> _Excerpt to read_:
-------------------------

A song by Viktor Tsoi has rubbed Belarusian authorities the wrong way.

A song by Viktor Tsoi has rubbed Belarusian authorities the wrong way.

State-controlled Belarusian Radio has reportedly banned a popular glasnost-era Soviet song by rebellious rocker Viktor Tsoi.

The song, titled "Peremen" (Change), features lines like "Our hearts demand change, Our eyes demand change" and requests for it have reportedly spiked in recent weeks as protests against the government of President Alyaksandr Lukashenka have gained steam.

The nonstate Belsat TV reported that a caller on a live Belarusian Radio program requested Tsoi's song and the presenter refused to play it. When the caller asked if the station had introduced censorship, the presenter ended the conversation.

Belsat also reported, citing an unnamed Belarusian Radio employee, that requests for several other politically suggestive songs have also increased dramatically in the past month.

People have been arrested just for turning up in a certain location in Belarus.
Over the last six weeks or so, opposition protesters in Belarus have developed increasingly ingenious ways of expressing their dissatisfaction with the government, using social media to organize demonstrations at which people simply stand on the street and clap their hands or set the alarms on their cell phones to ring at a set time.

-------------------------

> _Exercise set_:
a: In the news excerpt about the Tsoi song, what did the presenter do when the caller asked whether the station had introduced censorship?
b: Translate this sentence from the news excerpt about the Tsoi song into Spanish: "State-controlled Belarusian Radio has reportedly banned a popular glasnost-era Soviet song by rebellious rocker Viktor Tsoi."
The material has no connection to the news excerpt about the Tsoi song.

> _Information shown_:
-------------------------

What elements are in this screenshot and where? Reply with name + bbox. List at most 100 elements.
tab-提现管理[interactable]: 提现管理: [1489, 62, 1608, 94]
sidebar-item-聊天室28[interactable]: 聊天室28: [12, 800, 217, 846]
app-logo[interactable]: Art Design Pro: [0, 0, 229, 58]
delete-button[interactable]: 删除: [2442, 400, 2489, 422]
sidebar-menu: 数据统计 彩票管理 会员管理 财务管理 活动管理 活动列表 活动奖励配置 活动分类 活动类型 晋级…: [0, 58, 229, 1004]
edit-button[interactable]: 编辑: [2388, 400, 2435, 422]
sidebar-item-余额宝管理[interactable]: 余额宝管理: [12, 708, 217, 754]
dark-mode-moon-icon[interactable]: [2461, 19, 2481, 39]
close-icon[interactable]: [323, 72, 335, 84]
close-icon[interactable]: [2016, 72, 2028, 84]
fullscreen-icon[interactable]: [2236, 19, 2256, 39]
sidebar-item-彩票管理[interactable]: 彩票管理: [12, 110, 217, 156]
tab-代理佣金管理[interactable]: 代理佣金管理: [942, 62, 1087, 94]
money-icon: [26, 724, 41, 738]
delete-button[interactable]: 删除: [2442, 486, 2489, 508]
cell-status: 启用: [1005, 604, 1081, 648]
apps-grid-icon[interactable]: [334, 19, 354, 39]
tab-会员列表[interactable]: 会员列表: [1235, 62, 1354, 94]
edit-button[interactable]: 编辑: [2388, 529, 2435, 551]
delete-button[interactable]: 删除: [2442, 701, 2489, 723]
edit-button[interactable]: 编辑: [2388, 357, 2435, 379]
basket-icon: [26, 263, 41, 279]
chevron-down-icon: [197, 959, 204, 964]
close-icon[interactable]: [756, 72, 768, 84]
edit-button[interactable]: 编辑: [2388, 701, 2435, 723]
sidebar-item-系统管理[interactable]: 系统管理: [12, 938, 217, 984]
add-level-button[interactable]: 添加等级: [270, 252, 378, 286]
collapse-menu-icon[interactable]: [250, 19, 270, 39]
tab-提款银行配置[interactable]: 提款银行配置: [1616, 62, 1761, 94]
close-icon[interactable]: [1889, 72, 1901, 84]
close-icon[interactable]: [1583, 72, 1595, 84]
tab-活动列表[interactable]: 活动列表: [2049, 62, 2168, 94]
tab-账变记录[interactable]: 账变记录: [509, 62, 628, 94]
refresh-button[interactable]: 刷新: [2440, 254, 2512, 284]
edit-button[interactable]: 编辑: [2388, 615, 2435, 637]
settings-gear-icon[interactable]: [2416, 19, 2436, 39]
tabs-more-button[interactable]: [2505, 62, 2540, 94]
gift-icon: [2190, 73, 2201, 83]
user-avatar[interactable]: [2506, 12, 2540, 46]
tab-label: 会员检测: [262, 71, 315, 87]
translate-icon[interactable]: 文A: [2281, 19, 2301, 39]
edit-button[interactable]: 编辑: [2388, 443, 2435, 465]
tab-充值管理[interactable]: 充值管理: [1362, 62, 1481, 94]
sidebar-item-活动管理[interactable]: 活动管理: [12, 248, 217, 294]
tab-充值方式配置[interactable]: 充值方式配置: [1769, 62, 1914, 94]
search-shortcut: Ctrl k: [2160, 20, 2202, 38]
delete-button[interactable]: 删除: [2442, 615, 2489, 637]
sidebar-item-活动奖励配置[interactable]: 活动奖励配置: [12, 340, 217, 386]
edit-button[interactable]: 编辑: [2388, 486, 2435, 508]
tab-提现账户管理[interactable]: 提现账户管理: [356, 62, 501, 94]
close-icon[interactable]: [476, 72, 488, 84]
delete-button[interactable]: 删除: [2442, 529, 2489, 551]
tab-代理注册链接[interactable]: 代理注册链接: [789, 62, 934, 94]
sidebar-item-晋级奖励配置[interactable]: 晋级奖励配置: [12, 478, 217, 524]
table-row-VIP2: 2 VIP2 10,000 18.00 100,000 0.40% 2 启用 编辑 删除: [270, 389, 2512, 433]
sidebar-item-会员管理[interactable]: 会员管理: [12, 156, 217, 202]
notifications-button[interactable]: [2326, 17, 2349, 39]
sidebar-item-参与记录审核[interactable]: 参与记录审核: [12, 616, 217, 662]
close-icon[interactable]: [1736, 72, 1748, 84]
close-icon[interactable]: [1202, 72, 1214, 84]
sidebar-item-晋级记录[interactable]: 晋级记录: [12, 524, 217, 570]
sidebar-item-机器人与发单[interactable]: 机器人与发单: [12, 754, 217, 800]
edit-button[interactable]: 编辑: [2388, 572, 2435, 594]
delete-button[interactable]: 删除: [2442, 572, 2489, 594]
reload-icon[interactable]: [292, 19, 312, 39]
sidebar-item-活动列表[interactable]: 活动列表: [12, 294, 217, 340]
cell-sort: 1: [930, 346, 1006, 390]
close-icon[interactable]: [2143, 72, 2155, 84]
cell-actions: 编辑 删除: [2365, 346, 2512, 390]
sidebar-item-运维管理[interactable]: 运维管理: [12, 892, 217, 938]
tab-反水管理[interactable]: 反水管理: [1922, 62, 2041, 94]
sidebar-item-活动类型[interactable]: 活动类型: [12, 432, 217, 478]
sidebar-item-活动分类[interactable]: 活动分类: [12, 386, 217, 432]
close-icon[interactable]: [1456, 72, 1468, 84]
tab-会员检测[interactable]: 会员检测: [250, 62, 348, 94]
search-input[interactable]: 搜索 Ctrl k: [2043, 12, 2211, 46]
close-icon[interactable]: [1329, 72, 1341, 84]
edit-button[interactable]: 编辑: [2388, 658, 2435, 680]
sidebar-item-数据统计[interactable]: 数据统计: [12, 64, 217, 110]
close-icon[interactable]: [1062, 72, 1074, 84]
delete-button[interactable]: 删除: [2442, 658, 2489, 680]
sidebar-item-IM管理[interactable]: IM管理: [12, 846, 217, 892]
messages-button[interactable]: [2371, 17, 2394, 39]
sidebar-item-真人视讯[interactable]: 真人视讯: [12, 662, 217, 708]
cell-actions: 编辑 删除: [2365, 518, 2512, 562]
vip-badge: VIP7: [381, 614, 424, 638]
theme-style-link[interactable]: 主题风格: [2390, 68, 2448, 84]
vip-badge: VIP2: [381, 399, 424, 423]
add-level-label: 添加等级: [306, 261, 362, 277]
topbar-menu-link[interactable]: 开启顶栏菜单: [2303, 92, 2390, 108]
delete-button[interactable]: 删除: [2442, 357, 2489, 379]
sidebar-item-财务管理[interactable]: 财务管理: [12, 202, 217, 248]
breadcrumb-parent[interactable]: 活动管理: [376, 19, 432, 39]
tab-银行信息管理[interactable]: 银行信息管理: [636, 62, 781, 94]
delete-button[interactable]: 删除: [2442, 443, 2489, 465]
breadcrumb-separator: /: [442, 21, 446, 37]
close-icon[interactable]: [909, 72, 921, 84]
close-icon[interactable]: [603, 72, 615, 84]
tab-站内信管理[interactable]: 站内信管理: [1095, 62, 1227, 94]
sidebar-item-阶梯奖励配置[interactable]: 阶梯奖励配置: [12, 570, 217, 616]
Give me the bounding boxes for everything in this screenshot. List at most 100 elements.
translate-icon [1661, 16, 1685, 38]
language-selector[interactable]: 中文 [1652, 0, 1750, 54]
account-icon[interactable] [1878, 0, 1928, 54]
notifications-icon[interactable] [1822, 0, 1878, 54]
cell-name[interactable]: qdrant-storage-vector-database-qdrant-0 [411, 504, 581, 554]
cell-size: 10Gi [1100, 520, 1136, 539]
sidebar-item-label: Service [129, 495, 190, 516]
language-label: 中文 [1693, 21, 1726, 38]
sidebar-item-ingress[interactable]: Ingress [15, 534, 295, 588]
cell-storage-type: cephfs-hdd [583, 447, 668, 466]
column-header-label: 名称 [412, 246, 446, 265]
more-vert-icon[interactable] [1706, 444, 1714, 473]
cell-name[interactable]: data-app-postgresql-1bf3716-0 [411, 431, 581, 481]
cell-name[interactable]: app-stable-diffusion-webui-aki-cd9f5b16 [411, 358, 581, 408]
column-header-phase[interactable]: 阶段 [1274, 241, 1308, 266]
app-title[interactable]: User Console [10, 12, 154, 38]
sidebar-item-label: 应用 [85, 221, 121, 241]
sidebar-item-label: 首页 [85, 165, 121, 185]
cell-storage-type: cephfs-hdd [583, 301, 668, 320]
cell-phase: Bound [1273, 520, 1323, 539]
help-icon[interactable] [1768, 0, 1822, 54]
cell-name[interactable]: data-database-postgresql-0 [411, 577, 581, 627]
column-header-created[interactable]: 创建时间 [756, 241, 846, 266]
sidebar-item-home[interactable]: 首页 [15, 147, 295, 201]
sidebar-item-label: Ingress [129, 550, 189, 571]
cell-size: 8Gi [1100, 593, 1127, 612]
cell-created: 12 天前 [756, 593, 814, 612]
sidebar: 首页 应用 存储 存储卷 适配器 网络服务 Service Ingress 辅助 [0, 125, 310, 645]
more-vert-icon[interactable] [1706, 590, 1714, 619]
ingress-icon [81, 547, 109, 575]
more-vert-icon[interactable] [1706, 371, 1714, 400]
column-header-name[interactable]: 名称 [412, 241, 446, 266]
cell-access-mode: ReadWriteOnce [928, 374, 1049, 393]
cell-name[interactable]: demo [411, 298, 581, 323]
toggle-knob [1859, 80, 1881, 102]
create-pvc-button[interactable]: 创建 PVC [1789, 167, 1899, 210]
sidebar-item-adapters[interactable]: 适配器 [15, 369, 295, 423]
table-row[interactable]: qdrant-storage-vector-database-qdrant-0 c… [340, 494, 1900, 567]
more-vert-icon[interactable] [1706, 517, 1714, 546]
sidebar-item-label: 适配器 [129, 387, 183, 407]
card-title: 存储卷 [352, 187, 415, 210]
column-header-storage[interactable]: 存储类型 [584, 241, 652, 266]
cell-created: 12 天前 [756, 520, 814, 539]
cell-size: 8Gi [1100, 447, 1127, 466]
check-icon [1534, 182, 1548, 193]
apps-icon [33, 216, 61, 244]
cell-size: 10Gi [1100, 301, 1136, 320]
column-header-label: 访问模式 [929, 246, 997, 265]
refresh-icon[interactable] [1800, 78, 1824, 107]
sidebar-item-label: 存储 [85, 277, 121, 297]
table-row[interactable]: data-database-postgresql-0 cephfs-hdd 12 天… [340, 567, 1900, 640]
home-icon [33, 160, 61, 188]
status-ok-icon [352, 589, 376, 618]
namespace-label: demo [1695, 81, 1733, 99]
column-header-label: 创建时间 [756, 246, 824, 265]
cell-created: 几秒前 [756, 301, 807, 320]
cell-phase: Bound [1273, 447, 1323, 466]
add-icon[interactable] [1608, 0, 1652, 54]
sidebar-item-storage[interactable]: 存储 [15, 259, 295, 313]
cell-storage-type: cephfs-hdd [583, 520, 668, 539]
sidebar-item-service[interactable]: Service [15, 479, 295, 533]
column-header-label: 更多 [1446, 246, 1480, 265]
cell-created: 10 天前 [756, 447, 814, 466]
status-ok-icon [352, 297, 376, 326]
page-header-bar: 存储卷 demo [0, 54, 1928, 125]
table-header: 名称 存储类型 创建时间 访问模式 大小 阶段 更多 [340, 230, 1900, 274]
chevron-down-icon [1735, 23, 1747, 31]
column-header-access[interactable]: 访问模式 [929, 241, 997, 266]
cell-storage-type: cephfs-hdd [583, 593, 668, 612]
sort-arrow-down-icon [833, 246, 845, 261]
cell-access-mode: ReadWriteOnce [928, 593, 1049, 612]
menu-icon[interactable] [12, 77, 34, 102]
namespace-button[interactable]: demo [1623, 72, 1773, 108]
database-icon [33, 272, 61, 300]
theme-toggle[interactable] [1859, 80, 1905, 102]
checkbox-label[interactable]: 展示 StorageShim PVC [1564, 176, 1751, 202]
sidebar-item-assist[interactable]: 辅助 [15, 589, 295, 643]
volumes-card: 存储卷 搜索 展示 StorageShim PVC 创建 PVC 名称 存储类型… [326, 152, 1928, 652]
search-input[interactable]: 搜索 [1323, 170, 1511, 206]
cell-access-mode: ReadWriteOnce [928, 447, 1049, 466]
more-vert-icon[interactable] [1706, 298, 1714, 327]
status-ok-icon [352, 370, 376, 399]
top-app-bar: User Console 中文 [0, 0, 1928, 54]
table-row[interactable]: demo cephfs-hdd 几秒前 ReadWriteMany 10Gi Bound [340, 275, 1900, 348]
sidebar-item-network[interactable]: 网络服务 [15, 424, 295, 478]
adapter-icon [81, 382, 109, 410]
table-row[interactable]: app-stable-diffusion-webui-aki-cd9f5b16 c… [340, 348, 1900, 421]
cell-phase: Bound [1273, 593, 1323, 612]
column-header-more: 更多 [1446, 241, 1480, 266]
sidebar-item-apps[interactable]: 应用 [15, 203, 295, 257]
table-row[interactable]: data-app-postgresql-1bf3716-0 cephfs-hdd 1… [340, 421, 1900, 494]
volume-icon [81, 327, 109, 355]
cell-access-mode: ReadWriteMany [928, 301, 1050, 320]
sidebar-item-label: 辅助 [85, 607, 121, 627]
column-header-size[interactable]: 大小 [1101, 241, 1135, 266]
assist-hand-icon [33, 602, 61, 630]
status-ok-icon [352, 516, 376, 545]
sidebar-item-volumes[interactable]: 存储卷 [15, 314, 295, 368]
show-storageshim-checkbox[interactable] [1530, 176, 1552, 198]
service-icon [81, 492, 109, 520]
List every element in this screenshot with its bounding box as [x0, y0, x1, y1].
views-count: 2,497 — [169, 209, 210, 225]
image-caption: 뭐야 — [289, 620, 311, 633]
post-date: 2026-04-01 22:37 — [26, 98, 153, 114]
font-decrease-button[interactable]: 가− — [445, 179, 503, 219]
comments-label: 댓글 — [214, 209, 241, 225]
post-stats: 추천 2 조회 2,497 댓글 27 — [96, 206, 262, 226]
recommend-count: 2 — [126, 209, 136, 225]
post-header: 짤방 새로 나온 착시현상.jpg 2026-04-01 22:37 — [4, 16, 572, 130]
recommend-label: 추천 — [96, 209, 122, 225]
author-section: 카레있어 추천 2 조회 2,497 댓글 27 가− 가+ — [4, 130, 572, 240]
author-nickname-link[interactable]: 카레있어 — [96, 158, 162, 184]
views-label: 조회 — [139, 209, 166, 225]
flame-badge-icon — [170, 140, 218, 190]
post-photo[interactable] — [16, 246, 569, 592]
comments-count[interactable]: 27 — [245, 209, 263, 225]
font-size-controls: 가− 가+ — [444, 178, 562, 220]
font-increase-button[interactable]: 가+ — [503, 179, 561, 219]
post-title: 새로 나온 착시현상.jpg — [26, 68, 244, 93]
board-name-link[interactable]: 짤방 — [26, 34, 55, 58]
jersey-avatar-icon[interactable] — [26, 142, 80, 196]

-------------------------

> _Responses per task_:
a: The presenter ended the conversation.

b: Según se informa, la Radio Bielorrusa, controlada por el Estado, ha prohibido una popular canción soviética de la época de la glásnost del rockero rebelde Viktor Tsoi.